Exercise materials:
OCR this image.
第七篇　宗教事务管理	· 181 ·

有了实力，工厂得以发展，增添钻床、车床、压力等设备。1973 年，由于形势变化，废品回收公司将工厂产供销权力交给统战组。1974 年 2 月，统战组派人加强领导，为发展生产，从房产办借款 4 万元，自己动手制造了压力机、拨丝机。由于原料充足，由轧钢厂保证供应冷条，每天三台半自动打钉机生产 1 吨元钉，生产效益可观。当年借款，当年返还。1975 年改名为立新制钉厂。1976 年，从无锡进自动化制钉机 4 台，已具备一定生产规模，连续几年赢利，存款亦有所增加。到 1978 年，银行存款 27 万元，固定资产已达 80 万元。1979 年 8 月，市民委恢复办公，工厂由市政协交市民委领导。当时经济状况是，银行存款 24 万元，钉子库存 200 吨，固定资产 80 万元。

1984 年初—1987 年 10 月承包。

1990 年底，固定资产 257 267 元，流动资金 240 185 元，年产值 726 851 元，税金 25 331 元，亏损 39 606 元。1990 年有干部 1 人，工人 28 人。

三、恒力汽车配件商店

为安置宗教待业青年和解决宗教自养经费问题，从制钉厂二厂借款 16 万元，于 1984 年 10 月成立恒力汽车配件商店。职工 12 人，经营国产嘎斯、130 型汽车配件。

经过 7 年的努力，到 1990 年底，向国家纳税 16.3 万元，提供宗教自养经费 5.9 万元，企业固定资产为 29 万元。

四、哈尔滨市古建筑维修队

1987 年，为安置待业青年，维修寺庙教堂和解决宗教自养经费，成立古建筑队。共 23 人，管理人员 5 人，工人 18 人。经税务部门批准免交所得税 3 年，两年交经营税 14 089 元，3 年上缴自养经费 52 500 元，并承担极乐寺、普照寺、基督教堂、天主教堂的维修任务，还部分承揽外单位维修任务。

Task to carry out: Output all of the data again. Match it exactly.

Task solution:
OCR this image.
第七篇　宗教事务管理	· 181 ·

有了实力，工厂得以发展，增添钻床、车床、压力等设备。1973 年，由于形势变化，废品回收公司将工厂产供销权力交给统战组。1974 年 2 月，统战组派人加强领导，为发展生产，从房产办借款 4 万元，自己动手制造了压力机、拨丝机。由于原料充足，由轧钢厂保证供应冷条，每天三台半自动打钉机生产 1 吨元钉，生产效益可观。当年借款，当年返还。1975 年改名为立新制钉厂。1976 年，从无锡进自动化制钉机 4 台，已具备一定生产规模，连续几年赢利，存款亦有所增加。到 1978 年，银行存款 27 万元，固定资产已达 80 万元。1979 年 8 月，市民委恢复办公，工厂由市政协交市民委领导。当时经济状况是，银行存款 24 万元，钉子库存 200 吨，固定资产 80 万元。

1984 年初—1987 年 10 月承包。

1990 年底，固定资产 257 267 元，流动资金 240 185 元，年产值 726 851 元，税金 25 331 元，亏损 39 606 元。1990 年有干部 1 人，工人 28 人。

三、恒力汽车配件商店

为安置宗教待业青年和解决宗教自养经费问题，从制钉厂二厂借款 16 万元，于 1984 年 10 月成立恒力汽车配件商店。职工 12 人，经营国产嘎斯、130 型汽车配件。

经过 7 年的努力，到 1990 年底，向国家纳税 16.3 万元，提供宗教自养经费 5.9 万元，企业固定资产为 29 万元。

四、哈尔滨市古建筑维修队

1987 年，为安置待业青年，维修寺庙教堂和解决宗教自养经费，成立古建筑队。共 23 人，管理人员 5 人，工人 18 人。经税务部门批准免交所得税 3 年，两年交经营税 14 089 元，3 年上缴自养经费 52 500 元，并承担极乐寺、普照寺、基督教堂、天主教堂的维修任务，还部分承揽外单位维修任务。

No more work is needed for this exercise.